__PROBLEM DESCRIPTION__: Gather each line of the records where "JSON" appears.
• • • • • • •
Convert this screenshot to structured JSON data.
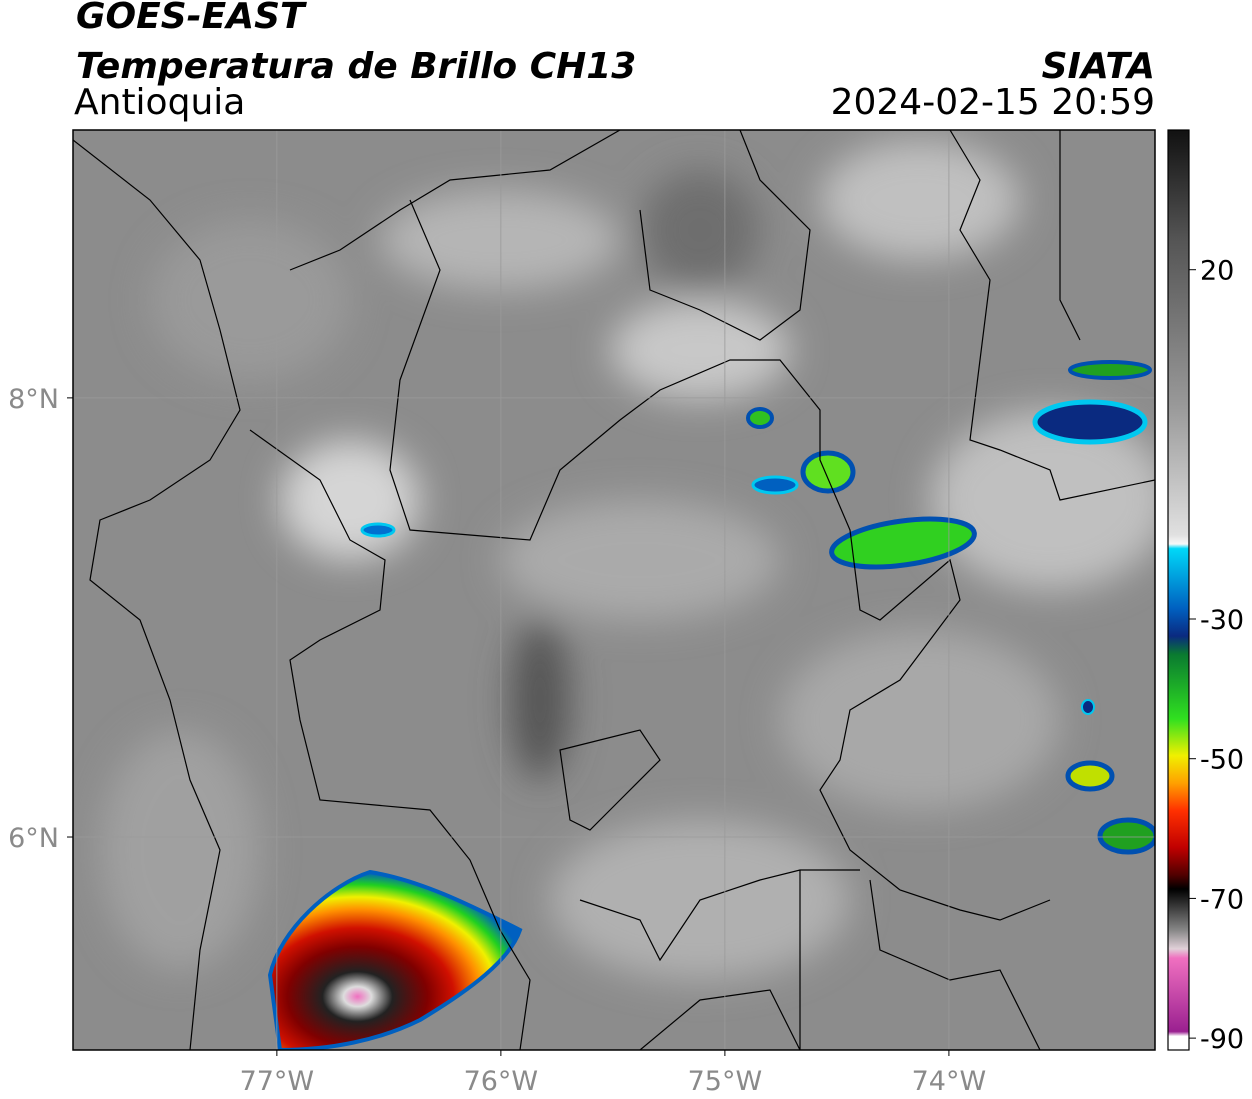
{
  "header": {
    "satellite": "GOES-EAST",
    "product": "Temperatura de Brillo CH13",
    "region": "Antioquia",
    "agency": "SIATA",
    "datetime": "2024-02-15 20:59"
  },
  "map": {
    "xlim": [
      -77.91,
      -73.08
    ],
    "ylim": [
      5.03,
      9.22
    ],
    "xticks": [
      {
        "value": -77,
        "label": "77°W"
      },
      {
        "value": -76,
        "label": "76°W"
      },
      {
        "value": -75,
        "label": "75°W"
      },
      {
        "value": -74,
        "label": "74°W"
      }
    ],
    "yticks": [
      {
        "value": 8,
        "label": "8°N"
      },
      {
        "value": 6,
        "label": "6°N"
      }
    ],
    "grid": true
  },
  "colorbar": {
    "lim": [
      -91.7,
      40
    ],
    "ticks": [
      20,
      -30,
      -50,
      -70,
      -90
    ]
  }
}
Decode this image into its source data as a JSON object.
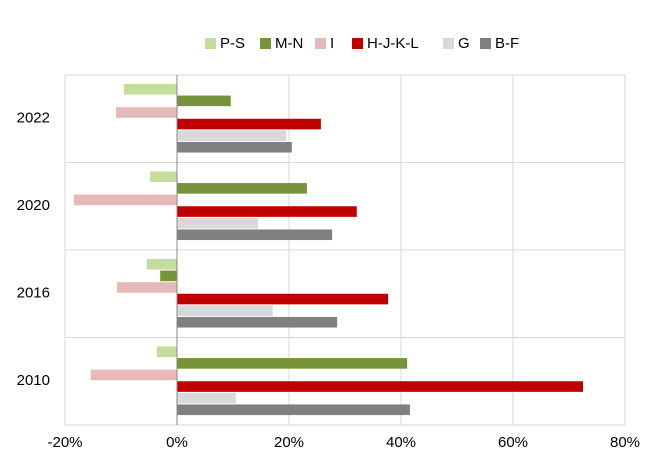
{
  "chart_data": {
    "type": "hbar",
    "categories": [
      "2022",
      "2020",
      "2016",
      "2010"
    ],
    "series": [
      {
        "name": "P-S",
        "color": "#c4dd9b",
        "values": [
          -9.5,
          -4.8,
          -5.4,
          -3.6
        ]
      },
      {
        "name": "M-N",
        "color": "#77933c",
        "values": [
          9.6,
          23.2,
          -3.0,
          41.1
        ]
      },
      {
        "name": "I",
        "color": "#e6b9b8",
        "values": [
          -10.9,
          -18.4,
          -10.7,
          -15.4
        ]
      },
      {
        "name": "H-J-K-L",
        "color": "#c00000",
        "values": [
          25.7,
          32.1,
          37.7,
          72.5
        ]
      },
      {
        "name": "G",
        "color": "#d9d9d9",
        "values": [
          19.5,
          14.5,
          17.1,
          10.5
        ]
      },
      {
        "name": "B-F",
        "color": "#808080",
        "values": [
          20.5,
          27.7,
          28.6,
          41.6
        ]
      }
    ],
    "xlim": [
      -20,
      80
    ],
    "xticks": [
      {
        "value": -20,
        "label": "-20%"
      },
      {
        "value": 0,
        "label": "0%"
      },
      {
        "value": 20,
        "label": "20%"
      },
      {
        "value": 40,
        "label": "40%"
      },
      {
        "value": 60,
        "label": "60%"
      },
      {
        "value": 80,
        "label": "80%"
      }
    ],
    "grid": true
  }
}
• • • • • • •
__EXERCISE SOLUTION__:
Convert this screenshot to structured JSON data.
Decode this image into its source data as a JSON object.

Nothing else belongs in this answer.